**Try it:** From the passage on student success, reproduce the section that begins with the words "With regard to" and ends with "they pursue success.", word for word.
(Beginning of Given passage)
With regard to recommendations, we call attention to the differences between our findings and those from similar studies (Jennings et al., 2013; Lipstein et al., 2023). These differences point to the importance of listening to and gaining information from the population specific to a university that is seeking to support their students as they pursue success.
We close with four recommendations for practice. Universities need to create initiatives that acknowledge and address students’ desire to achieve success that is defined and lived through their diverse identities, culture, and experiences. This can only be done by seeking and obtaining that information from students. Universities need to seek to understand the important connections between grades and retention and students’ need for support in connecting with faculty and peers, maintaining and increasing their mental-emotional wellbeing, and in the provision of basic needs. Universities need to engage faculty in student success initiatives to promote students’ self-efficacy, which is a predictor of academic achievement (Wilson et al., 2019). Faculty have significant interactions with students on campus through teaching and advising and are in a position to support them in a way that is rigorous and supportive. Finally, students need and deserve agency to help shape institutional policies that facilitate student success in a more holistic way. As noted by our participants, programs that make use of peer mentors and community-building classes are valued by students and support them in their pursuit of success. This necessitates an asset-framed strengths-based model whereby all institutional colleagues start from the vantage point of the students.
Future Research
Future research should continue to explore students’ perceptions of success at both public and private institutions of higher education in a variety of geographical areas. Additionally, as society adapts to the new reality of COVID-19 as an endemic disease and the repercussions of the past four years on financial markets (especially inflation and market devaluation), meanings may continue to evolve. Continued exploration of students’ perceptions of student success is crucial for determining the nuances of college students’ perceptions of success and developing effective institutional initiatives. Linking research questions directly to retention efforts could promote an understanding of the student experience in the development of institutional student success efforts. Exploring how the role and work around student success efforts may differ for faculty as opposed to administrators can help us better understand and sharpen our practices. Lastly, including students in proactive planning efforts for success initiatives could better align the university’s focus of success to specifically target the needs of students at particular institutions.
Author Note
Gratitude to the Office of Research and Sponsored Programs for the award of a Research and Scholarly Activity Research grant.
We have no known conflict of interest to disclose.
(End of Given passage)
(Beginning of Supplied entries)
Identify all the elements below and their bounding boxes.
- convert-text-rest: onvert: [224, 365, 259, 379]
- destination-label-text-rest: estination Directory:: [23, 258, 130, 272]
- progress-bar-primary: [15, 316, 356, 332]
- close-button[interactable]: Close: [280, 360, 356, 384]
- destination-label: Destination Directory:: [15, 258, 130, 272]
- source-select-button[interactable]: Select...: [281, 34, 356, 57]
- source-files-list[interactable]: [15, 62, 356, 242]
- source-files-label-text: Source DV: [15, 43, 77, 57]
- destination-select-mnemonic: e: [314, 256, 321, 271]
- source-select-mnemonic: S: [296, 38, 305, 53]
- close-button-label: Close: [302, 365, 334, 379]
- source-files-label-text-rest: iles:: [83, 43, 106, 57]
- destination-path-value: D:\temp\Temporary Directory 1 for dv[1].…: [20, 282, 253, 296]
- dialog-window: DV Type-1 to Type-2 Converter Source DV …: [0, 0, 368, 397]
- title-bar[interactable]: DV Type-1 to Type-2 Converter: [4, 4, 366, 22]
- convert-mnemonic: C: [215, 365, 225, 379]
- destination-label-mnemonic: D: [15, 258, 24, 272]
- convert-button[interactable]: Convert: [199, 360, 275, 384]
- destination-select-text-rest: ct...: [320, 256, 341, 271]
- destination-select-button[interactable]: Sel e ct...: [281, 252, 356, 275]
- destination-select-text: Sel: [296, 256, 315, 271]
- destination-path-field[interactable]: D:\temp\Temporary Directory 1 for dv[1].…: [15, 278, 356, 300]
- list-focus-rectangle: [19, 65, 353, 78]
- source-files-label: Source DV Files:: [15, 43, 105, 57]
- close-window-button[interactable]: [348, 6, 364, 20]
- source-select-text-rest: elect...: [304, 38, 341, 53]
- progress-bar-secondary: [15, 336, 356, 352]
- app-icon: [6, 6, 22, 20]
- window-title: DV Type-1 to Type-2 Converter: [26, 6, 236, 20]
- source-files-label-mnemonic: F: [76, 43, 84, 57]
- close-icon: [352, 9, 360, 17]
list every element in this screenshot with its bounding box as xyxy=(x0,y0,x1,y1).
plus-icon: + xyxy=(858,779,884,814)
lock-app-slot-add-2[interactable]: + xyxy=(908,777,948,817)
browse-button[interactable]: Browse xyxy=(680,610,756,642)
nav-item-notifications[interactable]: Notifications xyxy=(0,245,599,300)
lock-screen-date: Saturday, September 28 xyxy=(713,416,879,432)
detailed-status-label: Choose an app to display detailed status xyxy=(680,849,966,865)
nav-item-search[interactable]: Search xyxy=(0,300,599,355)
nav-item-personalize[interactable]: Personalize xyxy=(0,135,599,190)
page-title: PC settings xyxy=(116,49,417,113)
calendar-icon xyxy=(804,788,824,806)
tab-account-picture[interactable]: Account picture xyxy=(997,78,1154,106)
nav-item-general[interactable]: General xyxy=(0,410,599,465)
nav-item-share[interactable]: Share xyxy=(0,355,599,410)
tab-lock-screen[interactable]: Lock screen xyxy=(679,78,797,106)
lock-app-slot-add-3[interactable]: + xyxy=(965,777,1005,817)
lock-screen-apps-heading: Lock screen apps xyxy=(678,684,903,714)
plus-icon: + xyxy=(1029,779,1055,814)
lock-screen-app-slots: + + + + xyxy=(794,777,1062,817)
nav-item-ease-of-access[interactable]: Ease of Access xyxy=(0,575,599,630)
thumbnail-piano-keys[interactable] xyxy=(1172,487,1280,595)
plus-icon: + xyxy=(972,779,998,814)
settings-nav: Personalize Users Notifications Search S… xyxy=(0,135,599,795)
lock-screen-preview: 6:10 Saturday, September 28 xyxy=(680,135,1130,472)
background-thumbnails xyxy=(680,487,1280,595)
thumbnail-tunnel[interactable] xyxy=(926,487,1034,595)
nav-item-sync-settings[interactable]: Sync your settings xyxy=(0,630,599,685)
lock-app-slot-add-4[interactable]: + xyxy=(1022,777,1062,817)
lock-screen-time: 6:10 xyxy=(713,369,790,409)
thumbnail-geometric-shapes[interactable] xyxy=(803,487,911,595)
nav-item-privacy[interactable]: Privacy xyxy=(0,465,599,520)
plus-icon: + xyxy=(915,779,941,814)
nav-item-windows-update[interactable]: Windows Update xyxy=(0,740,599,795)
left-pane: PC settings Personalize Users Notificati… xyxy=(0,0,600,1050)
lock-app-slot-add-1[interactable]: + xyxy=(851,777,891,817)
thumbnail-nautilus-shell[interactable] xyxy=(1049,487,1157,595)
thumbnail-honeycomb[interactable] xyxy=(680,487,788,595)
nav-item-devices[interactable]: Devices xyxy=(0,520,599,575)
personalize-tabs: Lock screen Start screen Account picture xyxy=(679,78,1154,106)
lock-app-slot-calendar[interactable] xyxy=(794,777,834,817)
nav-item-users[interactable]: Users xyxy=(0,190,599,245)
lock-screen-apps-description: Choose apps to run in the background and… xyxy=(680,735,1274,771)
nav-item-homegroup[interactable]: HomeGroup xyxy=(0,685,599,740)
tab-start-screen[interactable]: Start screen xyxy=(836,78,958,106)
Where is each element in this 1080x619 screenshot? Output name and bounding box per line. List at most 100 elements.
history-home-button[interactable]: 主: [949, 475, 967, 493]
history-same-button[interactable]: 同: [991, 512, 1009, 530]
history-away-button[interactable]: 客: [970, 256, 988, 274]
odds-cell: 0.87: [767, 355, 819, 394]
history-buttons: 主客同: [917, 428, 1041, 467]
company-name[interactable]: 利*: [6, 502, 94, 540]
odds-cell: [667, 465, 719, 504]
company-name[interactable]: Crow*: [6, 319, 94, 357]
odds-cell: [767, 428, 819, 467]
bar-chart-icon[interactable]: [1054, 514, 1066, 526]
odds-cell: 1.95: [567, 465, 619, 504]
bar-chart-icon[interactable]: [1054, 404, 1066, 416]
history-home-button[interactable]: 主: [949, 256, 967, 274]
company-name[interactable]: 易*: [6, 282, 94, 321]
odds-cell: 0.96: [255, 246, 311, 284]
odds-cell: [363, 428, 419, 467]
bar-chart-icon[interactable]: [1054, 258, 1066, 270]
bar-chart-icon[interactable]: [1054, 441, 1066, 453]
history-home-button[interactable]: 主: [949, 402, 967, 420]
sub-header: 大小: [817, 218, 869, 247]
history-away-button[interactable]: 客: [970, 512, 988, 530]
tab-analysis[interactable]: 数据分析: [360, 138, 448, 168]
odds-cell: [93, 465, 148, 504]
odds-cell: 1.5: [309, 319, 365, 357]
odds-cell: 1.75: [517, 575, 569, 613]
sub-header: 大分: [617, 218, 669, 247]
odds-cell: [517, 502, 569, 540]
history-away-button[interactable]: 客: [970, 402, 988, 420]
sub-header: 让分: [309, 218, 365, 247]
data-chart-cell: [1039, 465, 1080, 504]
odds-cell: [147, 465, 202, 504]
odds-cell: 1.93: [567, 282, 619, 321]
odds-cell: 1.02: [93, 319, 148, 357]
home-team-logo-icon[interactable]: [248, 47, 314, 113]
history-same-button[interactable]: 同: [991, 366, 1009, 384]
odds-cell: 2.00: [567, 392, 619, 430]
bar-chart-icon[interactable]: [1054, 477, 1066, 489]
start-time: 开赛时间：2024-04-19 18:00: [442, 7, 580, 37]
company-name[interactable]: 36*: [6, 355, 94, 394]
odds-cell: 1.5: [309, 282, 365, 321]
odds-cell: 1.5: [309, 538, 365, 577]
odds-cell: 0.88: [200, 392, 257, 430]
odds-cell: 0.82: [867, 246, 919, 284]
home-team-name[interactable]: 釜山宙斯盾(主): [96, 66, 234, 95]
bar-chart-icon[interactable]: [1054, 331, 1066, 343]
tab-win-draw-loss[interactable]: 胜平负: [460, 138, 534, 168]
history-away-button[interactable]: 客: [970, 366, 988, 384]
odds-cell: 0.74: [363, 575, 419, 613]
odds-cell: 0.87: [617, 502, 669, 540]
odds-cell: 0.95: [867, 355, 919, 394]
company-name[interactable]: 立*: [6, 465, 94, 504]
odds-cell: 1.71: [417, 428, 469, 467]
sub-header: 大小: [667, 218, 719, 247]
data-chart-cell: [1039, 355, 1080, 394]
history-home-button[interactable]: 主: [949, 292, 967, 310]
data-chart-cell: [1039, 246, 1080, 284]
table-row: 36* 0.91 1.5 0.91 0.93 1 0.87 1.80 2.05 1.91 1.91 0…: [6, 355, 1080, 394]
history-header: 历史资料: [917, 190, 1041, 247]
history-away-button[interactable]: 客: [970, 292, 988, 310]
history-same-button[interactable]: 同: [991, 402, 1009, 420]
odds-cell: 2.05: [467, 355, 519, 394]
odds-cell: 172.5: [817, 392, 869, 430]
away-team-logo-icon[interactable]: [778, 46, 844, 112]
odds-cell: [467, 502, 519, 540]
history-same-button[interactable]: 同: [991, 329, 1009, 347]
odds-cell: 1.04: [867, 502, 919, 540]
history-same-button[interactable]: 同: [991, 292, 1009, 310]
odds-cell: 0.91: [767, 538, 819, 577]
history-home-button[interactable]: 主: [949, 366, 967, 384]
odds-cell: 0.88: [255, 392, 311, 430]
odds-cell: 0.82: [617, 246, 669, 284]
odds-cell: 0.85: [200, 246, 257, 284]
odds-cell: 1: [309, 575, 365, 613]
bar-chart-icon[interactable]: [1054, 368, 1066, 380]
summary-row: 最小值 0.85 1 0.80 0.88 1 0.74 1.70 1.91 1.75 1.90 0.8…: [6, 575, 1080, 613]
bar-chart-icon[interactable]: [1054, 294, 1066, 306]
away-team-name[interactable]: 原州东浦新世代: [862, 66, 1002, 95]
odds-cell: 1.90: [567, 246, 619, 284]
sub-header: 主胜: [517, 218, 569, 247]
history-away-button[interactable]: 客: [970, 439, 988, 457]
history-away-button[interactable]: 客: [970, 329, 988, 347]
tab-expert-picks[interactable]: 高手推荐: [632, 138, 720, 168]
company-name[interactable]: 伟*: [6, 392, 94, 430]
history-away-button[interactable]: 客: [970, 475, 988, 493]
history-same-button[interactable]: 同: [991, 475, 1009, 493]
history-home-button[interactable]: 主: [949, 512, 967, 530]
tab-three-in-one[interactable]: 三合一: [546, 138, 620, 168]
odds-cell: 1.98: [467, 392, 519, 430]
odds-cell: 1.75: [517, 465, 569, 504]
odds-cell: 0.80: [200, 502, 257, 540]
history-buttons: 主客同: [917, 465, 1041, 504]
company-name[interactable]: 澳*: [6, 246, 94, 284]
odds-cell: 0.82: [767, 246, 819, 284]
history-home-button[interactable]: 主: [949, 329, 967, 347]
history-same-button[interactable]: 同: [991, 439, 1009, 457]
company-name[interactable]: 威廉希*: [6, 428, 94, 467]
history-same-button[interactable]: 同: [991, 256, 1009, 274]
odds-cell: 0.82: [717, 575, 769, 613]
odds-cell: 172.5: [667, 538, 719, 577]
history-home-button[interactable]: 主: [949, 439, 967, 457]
(End of Supplied entries)
**Your response:**
With regard to recommendations, we call attention to the differences between our findings and those from similar studies (Jennings et al., 2013; Lipstein et al., 2023). These differences point to the importance of listening to and gaining information from the population specific to a university that is seeking to support their students as they pursue success.